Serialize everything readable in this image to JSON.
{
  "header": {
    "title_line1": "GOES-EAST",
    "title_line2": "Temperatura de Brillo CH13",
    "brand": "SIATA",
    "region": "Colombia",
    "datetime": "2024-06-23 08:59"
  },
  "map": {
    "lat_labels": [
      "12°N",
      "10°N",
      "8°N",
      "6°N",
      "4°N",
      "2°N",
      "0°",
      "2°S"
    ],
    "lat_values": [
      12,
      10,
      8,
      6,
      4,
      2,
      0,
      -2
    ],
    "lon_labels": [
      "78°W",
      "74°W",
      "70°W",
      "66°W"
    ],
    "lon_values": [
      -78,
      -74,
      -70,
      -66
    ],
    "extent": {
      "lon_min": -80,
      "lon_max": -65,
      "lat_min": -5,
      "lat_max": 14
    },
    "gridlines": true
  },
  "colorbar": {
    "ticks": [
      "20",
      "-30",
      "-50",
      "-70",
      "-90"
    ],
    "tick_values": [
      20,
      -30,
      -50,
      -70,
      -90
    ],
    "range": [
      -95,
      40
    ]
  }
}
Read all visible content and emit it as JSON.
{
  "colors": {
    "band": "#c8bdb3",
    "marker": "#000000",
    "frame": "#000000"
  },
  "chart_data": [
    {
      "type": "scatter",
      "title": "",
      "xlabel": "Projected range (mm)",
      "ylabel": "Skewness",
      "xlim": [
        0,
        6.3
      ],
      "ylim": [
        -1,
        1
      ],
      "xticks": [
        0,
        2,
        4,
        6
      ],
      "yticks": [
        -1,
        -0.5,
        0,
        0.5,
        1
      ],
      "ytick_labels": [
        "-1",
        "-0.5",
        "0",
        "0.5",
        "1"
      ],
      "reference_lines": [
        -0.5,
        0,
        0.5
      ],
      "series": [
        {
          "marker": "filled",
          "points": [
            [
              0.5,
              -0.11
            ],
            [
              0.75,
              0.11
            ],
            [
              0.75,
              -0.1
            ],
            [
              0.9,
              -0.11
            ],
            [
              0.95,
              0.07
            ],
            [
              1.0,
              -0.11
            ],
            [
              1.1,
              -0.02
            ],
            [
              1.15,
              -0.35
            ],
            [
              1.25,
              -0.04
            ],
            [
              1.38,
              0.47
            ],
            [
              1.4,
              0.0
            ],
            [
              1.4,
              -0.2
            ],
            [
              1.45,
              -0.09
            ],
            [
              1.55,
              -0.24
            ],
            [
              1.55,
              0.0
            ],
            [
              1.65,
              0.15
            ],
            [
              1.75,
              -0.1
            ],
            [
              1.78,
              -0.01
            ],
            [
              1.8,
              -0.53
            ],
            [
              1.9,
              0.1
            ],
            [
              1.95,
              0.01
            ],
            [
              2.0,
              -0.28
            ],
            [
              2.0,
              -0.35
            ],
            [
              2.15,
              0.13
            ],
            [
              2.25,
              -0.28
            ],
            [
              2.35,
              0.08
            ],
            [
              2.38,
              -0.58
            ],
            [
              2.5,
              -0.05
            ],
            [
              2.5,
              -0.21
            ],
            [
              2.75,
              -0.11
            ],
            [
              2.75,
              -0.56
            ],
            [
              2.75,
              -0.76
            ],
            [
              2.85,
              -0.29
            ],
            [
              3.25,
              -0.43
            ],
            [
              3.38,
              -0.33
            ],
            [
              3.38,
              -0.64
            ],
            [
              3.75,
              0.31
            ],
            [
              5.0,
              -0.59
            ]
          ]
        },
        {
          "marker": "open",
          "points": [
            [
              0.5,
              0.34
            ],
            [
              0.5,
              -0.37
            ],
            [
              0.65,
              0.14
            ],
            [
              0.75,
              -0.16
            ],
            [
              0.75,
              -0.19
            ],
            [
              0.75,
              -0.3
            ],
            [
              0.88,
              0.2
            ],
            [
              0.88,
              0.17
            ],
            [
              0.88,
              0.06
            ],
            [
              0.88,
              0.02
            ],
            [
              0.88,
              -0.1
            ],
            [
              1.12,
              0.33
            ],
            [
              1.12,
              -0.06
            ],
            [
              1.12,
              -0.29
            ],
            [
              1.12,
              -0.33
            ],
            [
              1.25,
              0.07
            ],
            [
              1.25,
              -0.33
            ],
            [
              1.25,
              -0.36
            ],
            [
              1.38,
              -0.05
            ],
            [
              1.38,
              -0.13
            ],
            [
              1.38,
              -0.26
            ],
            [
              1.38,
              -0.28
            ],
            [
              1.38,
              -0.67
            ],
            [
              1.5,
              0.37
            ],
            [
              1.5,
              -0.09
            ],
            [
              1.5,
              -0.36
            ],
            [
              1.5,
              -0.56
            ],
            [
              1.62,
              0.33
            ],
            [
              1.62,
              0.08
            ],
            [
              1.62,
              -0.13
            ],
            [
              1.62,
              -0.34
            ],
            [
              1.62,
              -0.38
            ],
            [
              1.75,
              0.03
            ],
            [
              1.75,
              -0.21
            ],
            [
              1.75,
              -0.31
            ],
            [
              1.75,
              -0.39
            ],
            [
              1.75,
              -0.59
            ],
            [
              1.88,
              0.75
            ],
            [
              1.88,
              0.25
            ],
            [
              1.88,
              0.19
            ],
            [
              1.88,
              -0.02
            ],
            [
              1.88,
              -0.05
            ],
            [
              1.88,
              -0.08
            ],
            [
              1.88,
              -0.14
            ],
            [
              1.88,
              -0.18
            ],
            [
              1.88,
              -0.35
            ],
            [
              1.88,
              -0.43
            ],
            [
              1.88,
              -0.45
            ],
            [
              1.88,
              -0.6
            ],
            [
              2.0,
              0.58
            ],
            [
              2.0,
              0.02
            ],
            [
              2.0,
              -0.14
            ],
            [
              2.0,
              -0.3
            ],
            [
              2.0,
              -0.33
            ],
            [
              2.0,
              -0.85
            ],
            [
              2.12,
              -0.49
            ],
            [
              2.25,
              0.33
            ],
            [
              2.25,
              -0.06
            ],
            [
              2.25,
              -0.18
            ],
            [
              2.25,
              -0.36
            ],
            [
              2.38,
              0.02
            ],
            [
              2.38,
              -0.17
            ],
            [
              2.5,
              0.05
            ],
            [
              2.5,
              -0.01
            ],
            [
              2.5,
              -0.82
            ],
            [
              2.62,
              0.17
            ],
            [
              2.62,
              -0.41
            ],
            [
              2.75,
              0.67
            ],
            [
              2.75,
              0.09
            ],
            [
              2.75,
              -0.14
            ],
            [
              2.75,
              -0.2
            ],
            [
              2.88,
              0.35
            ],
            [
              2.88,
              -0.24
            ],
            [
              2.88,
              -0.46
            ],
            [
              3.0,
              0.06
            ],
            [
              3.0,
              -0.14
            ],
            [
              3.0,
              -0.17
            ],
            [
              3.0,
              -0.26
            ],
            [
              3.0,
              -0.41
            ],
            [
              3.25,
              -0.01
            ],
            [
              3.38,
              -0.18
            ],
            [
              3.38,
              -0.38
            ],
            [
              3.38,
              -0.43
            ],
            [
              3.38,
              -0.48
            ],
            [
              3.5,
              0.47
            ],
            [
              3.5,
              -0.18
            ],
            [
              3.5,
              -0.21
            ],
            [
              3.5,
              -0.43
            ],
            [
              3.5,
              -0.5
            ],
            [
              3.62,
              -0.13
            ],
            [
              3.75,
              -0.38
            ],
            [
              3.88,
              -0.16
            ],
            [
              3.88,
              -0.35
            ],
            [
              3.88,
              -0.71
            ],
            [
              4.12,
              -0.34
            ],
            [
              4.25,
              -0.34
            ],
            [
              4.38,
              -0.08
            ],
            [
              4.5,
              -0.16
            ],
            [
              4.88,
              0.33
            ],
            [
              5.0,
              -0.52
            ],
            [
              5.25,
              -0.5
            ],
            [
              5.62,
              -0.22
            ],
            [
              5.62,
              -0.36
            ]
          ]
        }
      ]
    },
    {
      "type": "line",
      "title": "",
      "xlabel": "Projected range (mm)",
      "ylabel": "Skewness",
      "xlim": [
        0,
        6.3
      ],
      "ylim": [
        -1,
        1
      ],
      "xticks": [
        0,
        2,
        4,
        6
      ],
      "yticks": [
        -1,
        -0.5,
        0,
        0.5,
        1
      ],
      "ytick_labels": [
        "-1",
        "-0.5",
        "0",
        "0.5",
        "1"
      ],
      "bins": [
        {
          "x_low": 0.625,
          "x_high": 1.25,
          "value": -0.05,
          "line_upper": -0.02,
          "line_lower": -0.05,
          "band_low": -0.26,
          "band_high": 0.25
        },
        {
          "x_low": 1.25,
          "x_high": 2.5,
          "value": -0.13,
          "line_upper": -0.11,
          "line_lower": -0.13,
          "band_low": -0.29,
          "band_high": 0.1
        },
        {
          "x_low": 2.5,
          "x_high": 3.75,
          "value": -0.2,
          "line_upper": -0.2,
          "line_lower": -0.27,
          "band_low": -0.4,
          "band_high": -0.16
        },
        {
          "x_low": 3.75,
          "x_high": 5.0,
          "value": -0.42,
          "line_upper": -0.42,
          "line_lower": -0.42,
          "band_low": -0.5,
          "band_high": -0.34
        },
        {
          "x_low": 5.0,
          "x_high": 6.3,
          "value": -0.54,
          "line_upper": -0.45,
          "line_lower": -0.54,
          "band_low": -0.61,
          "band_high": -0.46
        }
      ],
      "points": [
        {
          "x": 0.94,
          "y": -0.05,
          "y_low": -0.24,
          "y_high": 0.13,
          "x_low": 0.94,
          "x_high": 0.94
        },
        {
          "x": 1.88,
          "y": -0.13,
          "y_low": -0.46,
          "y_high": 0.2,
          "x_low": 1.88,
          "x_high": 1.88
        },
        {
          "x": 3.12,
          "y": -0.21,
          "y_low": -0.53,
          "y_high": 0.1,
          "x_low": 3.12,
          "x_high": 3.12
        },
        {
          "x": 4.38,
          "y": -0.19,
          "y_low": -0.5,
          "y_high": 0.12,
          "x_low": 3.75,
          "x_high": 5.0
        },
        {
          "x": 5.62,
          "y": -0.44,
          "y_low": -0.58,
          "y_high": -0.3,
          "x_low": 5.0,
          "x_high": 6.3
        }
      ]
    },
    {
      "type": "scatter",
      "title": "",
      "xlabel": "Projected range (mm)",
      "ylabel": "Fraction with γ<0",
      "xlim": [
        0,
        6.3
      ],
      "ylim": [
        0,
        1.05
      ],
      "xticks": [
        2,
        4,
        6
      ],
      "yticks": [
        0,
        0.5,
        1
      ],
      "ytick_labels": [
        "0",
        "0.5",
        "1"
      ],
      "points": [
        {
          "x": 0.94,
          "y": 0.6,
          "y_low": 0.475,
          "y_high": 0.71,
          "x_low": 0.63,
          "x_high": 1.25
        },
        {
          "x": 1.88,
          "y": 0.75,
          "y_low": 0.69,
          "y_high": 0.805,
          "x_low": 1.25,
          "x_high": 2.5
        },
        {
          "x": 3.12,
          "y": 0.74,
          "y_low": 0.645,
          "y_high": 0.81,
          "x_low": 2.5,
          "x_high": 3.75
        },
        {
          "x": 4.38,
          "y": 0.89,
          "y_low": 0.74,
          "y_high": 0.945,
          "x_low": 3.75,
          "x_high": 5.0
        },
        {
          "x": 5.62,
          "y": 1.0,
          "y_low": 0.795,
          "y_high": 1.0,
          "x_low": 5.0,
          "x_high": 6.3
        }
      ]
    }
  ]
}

◆ Task statement ◆
Report how many lines in these entries contain "JSON". Answer with the number only.

◆ Answer to the task ◆
2